* Start *
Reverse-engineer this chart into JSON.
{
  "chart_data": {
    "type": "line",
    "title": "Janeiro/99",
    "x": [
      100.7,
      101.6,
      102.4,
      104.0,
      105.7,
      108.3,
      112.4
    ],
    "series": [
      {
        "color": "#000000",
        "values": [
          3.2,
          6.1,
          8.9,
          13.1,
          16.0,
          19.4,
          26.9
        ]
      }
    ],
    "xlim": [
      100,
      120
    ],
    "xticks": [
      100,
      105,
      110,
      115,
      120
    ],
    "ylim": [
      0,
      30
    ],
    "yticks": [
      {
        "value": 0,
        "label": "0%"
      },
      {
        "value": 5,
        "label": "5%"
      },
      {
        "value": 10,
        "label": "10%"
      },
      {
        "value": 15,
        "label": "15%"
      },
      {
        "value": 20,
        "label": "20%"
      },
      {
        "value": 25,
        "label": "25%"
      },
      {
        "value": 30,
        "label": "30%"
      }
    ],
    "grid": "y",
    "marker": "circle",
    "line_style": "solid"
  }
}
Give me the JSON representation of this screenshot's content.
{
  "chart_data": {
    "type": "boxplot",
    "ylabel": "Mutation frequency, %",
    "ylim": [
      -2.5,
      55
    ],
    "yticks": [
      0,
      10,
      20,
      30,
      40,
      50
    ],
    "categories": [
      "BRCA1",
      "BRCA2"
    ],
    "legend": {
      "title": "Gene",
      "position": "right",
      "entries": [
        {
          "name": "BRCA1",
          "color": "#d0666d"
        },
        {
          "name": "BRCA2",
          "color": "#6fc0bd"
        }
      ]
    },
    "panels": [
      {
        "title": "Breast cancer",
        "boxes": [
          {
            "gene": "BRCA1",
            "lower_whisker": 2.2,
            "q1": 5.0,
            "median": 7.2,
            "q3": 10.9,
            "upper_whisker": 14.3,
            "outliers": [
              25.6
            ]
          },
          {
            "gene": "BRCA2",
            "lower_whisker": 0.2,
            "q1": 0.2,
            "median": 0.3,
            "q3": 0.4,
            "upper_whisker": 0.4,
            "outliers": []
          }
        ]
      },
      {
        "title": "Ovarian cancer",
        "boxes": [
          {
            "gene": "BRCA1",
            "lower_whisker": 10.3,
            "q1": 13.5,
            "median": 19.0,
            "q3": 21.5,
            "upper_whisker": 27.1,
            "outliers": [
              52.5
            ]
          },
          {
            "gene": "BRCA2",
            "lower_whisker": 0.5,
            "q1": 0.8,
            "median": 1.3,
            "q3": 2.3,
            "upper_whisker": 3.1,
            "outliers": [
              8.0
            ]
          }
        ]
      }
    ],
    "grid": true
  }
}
* End *
> Goal: Output the full listing exactly as it stands.

> Solution to the exercise:
Reverse-engineer this chart into JSON.
{
  "chart_data": {
    "type": "line",
    "title": "Janeiro/99",
    "x": [
      100.7,
      101.6,
      102.4,
      104.0,
      105.7,
      108.3,
      112.4
    ],
    "series": [
      {
        "color": "#000000",
        "values": [
          3.2,
          6.1,
          8.9,
          13.1,
          16.0,
          19.4,
          26.9
        ]
      }
    ],
    "xlim": [
      100,
      120
    ],
    "xticks": [
      100,
      105,
      110,
      115,
      120
    ],
    "ylim": [
      0,
      30
    ],
    "yticks": [
      {
        "value": 0,
        "label": "0%"
      },
      {
        "value": 5,
        "label": "5%"
      },
      {
        "value": 10,
        "label": "10%"
      },
      {
        "value": 15,
        "label": "15%"
      },
      {
        "value": 20,
        "label": "20%"
      },
      {
        "value": 25,
        "label": "25%"
      },
      {
        "value": 30,
        "label": "30%"
      }
    ],
    "grid": "y",
    "marker": "circle",
    "line_style": "solid"
  }
}
Give me the JSON representation of this screenshot's content.
{
  "chart_data": {
    "type": "boxplot",
    "ylabel": "Mutation frequency, %",
    "ylim": [
      -2.5,
      55
    ],
    "yticks": [
      0,
      10,
      20,
      30,
      40,
      50
    ],
    "categories": [
      "BRCA1",
      "BRCA2"
    ],
    "legend": {
      "title": "Gene",
      "position": "right",
      "entries": [
        {
          "name": "BRCA1",
          "color": "#d0666d"
        },
        {
          "name": "BRCA2",
          "color": "#6fc0bd"
        }
      ]
    },
    "panels": [
      {
        "title": "Breast cancer",
        "boxes": [
          {
            "gene": "BRCA1",
            "lower_whisker": 2.2,
            "q1": 5.0,
            "median": 7.2,
            "q3": 10.9,
            "upper_whisker": 14.3,
            "outliers": [
              25.6
            ]
          },
          {
            "gene": "BRCA2",
            "lower_whisker": 0.2,
            "q1": 0.2,
            "median": 0.3,
            "q3": 0.4,
            "upper_whisker": 0.4,
            "outliers": []
          }
        ]
      },
      {
        "title": "Ovarian cancer",
        "boxes": [
          {
            "gene": "BRCA1",
            "lower_whisker": 10.3,
            "q1": 13.5,
            "median": 19.0,
            "q3": 21.5,
            "upper_whisker": 27.1,
            "outliers": [
              52.5
            ]
          },
          {
            "gene": "BRCA2",
            "lower_whisker": 0.5,
            "q1": 0.8,
            "median": 1.3,
            "q3": 2.3,
            "upper_whisker": 3.1,
            "outliers": [
              8.0
            ]
          }
        ]
      }
    ],
    "grid": true
  }
}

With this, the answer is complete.